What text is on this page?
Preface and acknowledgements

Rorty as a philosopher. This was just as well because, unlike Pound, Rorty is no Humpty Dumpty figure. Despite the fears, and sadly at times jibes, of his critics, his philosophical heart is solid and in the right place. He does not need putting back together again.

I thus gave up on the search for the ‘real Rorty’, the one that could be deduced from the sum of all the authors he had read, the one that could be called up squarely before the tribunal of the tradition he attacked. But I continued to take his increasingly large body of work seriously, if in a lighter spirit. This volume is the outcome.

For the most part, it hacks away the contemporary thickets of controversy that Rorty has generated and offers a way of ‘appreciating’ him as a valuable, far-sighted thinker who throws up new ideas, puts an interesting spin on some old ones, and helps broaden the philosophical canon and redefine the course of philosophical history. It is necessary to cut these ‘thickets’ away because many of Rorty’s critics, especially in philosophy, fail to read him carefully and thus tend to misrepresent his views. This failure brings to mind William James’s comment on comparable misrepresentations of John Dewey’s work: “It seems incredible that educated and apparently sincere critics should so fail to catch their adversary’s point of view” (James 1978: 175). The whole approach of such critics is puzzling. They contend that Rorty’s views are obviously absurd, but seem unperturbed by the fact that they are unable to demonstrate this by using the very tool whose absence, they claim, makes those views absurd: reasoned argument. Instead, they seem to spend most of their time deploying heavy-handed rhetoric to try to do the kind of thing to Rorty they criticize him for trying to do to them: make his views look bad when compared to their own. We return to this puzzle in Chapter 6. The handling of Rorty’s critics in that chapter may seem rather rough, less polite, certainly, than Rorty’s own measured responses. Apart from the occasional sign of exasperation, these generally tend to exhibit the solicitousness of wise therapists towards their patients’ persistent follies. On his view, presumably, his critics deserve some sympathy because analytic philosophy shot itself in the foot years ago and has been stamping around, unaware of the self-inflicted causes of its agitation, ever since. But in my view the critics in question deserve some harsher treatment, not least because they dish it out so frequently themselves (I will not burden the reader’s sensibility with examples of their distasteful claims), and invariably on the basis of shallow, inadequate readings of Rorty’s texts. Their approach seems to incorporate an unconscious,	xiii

━━━

Line by line, retype the entire listing exactly.

What text is on this page?
Preface and acknowledgements

Rorty as a philosopher. This was just as well because, unlike Pound, Rorty is no Humpty Dumpty figure. Despite the fears, and sadly at times jibes, of his critics, his philosophical heart is solid and in the right place. He does not need putting back together again.

I thus gave up on the search for the ‘real Rorty’, the one that could be deduced from the sum of all the authors he had read, the one that could be called up squarely before the tribunal of the tradition he attacked. But I continued to take his increasingly large body of work seriously, if in a lighter spirit. This volume is the outcome.

For the most part, it hacks away the contemporary thickets of controversy that Rorty has generated and offers a way of ‘appreciating’ him as a valuable, far-sighted thinker who throws up new ideas, puts an interesting spin on some old ones, and helps broaden the philosophical canon and redefine the course of philosophical history. It is necessary to cut these ‘thickets’ away because many of Rorty’s critics, especially in philosophy, fail to read him carefully and thus tend to misrepresent his views. This failure brings to mind William James’s comment on comparable misrepresentations of John Dewey’s work: “It seems incredible that educated and apparently sincere critics should so fail to catch their adversary’s point of view” (James 1978: 175). The whole approach of such critics is puzzling. They contend that Rorty’s views are obviously absurd, but seem unperturbed by the fact that they are unable to demonstrate this by using the very tool whose absence, they claim, makes those views absurd: reasoned argument. Instead, they seem to spend most of their time deploying heavy-handed rhetoric to try to do the kind of thing to Rorty they criticize him for trying to do to them: make his views look bad when compared to their own. We return to this puzzle in Chapter 6. The handling of Rorty’s critics in that chapter may seem rather rough, less polite, certainly, than Rorty’s own measured responses. Apart from the occasional sign of exasperation, these generally tend to exhibit the solicitousness of wise therapists towards their patients’ persistent follies. On his view, presumably, his critics deserve some sympathy because analytic philosophy shot itself in the foot years ago and has been stamping around, unaware of the self-inflicted causes of its agitation, ever since. But in my view the critics in question deserve some harsher treatment, not least because they dish it out so frequently themselves (I will not burden the reader’s sensibility with examples of their distasteful claims), and invariably on the basis of shallow, inadequate readings of Rorty’s texts. Their approach seems to incorporate an unconscious,	xiii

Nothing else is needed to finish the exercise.